THE REQUEST: Lines containing the string "бюджета" are to be collected in full.

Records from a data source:
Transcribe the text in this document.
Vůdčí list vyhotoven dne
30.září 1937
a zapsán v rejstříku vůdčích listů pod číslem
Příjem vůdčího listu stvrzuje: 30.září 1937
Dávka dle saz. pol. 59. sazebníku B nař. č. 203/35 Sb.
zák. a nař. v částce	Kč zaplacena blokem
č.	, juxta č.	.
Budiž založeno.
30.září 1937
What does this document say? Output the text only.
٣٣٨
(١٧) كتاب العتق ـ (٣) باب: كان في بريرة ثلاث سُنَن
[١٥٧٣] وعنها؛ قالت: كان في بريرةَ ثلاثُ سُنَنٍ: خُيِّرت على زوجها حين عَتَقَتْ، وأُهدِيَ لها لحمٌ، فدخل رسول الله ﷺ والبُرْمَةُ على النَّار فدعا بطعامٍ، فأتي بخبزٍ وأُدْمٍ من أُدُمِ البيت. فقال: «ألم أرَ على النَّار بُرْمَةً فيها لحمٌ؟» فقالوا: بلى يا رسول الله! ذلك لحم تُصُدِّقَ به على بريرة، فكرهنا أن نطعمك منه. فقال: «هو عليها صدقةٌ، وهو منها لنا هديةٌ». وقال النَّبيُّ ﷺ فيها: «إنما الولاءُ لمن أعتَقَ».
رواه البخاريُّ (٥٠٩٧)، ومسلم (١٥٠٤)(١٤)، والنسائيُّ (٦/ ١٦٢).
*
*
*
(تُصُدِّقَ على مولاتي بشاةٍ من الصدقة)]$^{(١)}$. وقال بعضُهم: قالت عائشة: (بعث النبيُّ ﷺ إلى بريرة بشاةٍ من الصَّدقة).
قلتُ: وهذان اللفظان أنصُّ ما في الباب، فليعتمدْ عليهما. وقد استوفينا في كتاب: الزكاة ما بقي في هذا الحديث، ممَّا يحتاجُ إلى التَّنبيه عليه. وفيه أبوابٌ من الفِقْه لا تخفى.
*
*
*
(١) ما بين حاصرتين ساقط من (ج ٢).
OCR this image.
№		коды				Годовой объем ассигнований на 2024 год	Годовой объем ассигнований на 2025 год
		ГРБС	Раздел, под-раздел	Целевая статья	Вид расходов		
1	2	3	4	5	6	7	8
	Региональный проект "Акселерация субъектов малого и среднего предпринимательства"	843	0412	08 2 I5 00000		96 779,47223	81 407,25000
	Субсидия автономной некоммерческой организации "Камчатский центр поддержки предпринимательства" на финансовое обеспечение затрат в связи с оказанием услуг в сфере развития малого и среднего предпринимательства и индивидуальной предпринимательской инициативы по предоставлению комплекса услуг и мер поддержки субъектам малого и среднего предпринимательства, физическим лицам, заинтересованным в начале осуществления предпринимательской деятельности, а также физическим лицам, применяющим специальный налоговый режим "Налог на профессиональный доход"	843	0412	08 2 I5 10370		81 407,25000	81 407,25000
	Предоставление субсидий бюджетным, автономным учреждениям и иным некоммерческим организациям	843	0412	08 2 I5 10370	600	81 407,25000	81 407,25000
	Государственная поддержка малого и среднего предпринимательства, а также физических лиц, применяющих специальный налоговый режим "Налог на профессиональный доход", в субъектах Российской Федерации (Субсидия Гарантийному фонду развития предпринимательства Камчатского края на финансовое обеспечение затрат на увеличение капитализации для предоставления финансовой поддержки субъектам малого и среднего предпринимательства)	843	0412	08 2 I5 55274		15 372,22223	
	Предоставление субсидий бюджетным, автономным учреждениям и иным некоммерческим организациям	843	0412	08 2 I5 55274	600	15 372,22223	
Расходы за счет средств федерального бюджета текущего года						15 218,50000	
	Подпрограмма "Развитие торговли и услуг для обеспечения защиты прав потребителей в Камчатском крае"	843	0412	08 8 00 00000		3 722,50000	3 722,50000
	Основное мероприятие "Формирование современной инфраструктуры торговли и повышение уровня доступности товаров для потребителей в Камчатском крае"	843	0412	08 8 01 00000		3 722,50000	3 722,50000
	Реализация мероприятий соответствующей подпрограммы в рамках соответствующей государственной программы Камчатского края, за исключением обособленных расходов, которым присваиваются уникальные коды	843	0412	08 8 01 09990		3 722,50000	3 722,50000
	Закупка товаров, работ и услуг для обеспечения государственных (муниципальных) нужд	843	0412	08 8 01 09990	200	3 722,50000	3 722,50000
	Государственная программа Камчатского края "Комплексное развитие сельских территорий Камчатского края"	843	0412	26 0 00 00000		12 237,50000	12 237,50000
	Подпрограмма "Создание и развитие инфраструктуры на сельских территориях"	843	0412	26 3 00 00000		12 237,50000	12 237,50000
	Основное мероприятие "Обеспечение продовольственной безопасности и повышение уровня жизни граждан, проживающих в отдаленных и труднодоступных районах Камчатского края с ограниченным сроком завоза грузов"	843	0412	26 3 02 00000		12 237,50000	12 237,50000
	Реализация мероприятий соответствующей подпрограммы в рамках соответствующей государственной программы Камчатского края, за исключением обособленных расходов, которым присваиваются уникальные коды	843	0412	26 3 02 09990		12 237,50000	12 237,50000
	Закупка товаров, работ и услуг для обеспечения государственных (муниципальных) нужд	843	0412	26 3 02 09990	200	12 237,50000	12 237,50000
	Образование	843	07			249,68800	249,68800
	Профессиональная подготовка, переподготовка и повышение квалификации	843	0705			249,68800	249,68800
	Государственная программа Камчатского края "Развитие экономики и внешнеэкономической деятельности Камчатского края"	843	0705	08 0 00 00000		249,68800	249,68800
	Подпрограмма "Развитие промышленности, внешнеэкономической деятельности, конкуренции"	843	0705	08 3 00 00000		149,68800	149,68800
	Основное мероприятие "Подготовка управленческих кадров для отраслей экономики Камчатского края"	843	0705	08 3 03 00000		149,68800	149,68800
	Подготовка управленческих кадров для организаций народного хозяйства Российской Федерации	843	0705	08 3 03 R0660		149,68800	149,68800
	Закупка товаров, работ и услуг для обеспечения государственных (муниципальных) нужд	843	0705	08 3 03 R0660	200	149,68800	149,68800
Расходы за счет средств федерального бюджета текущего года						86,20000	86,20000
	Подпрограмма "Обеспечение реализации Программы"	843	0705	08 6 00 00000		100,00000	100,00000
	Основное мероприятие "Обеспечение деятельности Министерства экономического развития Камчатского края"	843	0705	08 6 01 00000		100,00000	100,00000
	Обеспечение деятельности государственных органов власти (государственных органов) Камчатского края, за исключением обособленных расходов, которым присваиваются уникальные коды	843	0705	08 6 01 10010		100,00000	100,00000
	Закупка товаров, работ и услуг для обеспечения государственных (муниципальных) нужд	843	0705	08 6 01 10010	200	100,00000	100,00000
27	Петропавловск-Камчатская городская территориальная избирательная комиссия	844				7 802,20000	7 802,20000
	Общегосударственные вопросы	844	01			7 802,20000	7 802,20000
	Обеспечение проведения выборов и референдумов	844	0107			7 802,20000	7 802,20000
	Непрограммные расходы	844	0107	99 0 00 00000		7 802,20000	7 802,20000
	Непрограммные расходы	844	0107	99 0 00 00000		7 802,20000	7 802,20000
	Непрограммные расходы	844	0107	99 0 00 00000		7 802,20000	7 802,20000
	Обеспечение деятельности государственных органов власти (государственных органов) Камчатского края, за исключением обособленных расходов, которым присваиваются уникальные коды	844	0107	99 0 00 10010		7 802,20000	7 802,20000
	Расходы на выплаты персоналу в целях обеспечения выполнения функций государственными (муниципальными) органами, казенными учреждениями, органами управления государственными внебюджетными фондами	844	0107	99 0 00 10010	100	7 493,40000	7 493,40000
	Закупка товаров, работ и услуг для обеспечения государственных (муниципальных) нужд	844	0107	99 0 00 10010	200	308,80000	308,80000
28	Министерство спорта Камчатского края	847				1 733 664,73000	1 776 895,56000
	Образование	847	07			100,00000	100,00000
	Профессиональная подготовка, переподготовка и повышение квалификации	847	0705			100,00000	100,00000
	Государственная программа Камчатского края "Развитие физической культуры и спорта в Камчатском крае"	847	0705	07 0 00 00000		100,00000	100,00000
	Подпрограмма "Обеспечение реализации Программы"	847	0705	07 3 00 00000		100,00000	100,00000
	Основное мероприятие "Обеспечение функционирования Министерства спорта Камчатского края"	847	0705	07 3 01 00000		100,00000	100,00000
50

EXERCISE OUTPUT:
Расходы за счет средств федерального бюджета текущего года						15 218,50000	
Расходы за счет средств федерального бюджета текущего года						86,20000	86,20000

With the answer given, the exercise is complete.